BRIEF: Output the material beneath exactly, leaving nothing out.
========
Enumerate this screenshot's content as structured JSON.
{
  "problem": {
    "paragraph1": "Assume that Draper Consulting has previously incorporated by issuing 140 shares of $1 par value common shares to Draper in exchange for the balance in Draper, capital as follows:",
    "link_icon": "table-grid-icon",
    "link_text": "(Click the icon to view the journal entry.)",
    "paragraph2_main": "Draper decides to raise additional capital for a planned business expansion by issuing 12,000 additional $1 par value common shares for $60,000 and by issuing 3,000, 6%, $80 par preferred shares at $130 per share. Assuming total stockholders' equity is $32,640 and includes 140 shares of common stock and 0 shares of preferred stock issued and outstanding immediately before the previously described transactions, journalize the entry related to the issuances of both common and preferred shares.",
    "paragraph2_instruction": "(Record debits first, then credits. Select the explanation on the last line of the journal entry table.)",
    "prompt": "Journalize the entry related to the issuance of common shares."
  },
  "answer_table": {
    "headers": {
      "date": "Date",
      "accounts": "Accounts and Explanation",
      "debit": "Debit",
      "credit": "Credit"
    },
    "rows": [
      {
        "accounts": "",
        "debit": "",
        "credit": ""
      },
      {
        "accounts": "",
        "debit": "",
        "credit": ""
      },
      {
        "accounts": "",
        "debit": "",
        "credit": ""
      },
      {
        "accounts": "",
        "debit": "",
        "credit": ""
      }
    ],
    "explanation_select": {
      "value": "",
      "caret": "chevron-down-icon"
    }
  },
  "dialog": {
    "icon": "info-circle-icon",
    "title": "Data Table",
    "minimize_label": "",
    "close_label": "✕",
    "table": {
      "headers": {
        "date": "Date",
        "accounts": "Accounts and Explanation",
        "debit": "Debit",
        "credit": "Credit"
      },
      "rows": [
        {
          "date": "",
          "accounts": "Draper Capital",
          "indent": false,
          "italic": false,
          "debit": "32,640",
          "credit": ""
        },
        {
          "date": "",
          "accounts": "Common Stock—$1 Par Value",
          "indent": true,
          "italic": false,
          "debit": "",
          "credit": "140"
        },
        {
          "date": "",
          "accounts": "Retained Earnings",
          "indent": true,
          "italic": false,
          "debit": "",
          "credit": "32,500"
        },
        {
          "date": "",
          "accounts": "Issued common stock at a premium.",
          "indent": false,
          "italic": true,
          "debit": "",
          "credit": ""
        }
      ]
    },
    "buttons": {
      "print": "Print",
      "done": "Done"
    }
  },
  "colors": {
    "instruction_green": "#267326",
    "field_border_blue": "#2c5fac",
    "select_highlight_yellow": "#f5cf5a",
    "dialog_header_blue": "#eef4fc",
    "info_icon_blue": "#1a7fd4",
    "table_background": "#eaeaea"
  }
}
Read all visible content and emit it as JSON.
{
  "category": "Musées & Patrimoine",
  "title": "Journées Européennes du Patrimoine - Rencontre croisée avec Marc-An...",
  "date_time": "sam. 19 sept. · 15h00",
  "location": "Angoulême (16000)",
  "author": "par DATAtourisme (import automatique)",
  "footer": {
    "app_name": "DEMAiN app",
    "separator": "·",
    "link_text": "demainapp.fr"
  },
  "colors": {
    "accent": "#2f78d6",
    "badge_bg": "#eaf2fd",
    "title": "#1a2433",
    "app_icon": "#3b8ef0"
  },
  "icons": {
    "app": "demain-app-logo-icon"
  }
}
========
FULL RESPONSE:
Enumerate this screenshot's content as structured JSON.
{
  "problem": {
    "paragraph1": "Assume that Draper Consulting has previously incorporated by issuing 140 shares of $1 par value common shares to Draper in exchange for the balance in Draper, capital as follows:",
    "link_icon": "table-grid-icon",
    "link_text": "(Click the icon to view the journal entry.)",
    "paragraph2_main": "Draper decides to raise additional capital for a planned business expansion by issuing 12,000 additional $1 par value common shares for $60,000 and by issuing 3,000, 6%, $80 par preferred shares at $130 per share. Assuming total stockholders' equity is $32,640 and includes 140 shares of common stock and 0 shares of preferred stock issued and outstanding immediately before the previously described transactions, journalize the entry related to the issuances of both common and preferred shares.",
    "paragraph2_instruction": "(Record debits first, then credits. Select the explanation on the last line of the journal entry table.)",
    "prompt": "Journalize the entry related to the issuance of common shares."
  },
  "answer_table": {
    "headers": {
      "date": "Date",
      "accounts": "Accounts and Explanation",
      "debit": "Debit",
      "credit": "Credit"
    },
    "rows": [
      {
        "accounts": "",
        "debit": "",
        "credit": ""
      },
      {
        "accounts": "",
        "debit": "",
        "credit": ""
      },
      {
        "accounts": "",
        "debit": "",
        "credit": ""
      },
      {
        "accounts": "",
        "debit": "",
        "credit": ""
      }
    ],
    "explanation_select": {
      "value": "",
      "caret": "chevron-down-icon"
    }
  },
  "dialog": {
    "icon": "info-circle-icon",
    "title": "Data Table",
    "minimize_label": "",
    "close_label": "✕",
    "table": {
      "headers": {
        "date": "Date",
        "accounts": "Accounts and Explanation",
        "debit": "Debit",
        "credit": "Credit"
      },
      "rows": [
        {
          "date": "",
          "accounts": "Draper Capital",
          "indent": false,
          "italic": false,
          "debit": "32,640",
          "credit": ""
        },
        {
          "date": "",
          "accounts": "Common Stock—$1 Par Value",
          "indent": true,
          "italic": false,
          "debit": "",
          "credit": "140"
        },
        {
          "date": "",
          "accounts": "Retained Earnings",
          "indent": true,
          "italic": false,
          "debit": "",
          "credit": "32,500"
        },
        {
          "date": "",
          "accounts": "Issued common stock at a premium.",
          "indent": false,
          "italic": true,
          "debit": "",
          "credit": ""
        }
      ]
    },
    "buttons": {
      "print": "Print",
      "done": "Done"
    }
  },
  "colors": {
    "instruction_green": "#267326",
    "field_border_blue": "#2c5fac",
    "select_highlight_yellow": "#f5cf5a",
    "dialog_header_blue": "#eef4fc",
    "info_icon_blue": "#1a7fd4",
    "table_background": "#eaeaea"
  }
}
Read all visible content and emit it as JSON.
{
  "category": "Musées & Patrimoine",
  "title": "Journées Européennes du Patrimoine - Rencontre croisée avec Marc-An...",
  "date_time": "sam. 19 sept. · 15h00",
  "location": "Angoulême (16000)",
  "author": "par DATAtourisme (import automatique)",
  "footer": {
    "app_name": "DEMAiN app",
    "separator": "·",
    "link_text": "demainapp.fr"
  },
  "colors": {
    "accent": "#2f78d6",
    "badge_bg": "#eaf2fd",
    "title": "#1a2433",
    "app_icon": "#3b8ef0"
  },
  "icons": {
    "app": "demain-app-logo-icon"
  }
}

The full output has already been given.